§ **Problem to solve**
Locate the lines where "content" occurs and copy them as they stand.

::::

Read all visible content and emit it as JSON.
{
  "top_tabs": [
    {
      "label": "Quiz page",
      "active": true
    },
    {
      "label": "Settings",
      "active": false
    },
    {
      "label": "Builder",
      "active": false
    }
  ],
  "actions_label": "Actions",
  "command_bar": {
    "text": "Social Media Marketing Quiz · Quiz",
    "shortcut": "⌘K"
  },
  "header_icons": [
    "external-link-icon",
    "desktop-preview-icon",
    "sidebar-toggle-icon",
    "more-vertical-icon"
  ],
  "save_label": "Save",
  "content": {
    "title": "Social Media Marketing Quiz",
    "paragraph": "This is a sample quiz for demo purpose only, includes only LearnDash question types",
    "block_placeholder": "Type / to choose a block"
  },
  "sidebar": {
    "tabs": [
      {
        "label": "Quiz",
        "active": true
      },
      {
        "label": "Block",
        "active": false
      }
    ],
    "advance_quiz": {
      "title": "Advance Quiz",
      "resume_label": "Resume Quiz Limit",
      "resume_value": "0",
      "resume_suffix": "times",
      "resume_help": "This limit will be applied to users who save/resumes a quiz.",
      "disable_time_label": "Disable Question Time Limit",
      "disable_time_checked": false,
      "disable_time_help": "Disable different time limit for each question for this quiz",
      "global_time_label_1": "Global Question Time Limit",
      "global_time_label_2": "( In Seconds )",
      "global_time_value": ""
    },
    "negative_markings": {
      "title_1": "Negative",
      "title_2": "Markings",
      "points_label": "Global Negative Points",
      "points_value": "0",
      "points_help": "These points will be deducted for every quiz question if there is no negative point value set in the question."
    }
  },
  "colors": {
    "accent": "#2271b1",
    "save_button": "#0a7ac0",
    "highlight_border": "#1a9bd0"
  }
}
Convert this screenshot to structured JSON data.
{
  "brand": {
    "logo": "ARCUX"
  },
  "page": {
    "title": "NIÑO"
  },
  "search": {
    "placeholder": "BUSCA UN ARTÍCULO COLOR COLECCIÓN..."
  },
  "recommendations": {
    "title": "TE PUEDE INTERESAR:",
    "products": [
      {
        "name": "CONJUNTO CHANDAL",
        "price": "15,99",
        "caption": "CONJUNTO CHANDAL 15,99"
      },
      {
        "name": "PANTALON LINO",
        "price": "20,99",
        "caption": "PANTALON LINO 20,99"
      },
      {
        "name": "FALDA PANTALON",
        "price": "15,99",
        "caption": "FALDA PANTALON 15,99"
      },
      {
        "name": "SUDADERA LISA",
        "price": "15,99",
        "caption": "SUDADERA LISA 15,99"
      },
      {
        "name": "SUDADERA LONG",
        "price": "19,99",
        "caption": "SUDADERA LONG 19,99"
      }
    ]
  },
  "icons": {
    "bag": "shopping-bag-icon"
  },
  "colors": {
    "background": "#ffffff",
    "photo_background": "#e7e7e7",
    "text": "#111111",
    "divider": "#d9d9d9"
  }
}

::::

§ **Right answer**
Read all visible content and emit it as JSON.
  "content": {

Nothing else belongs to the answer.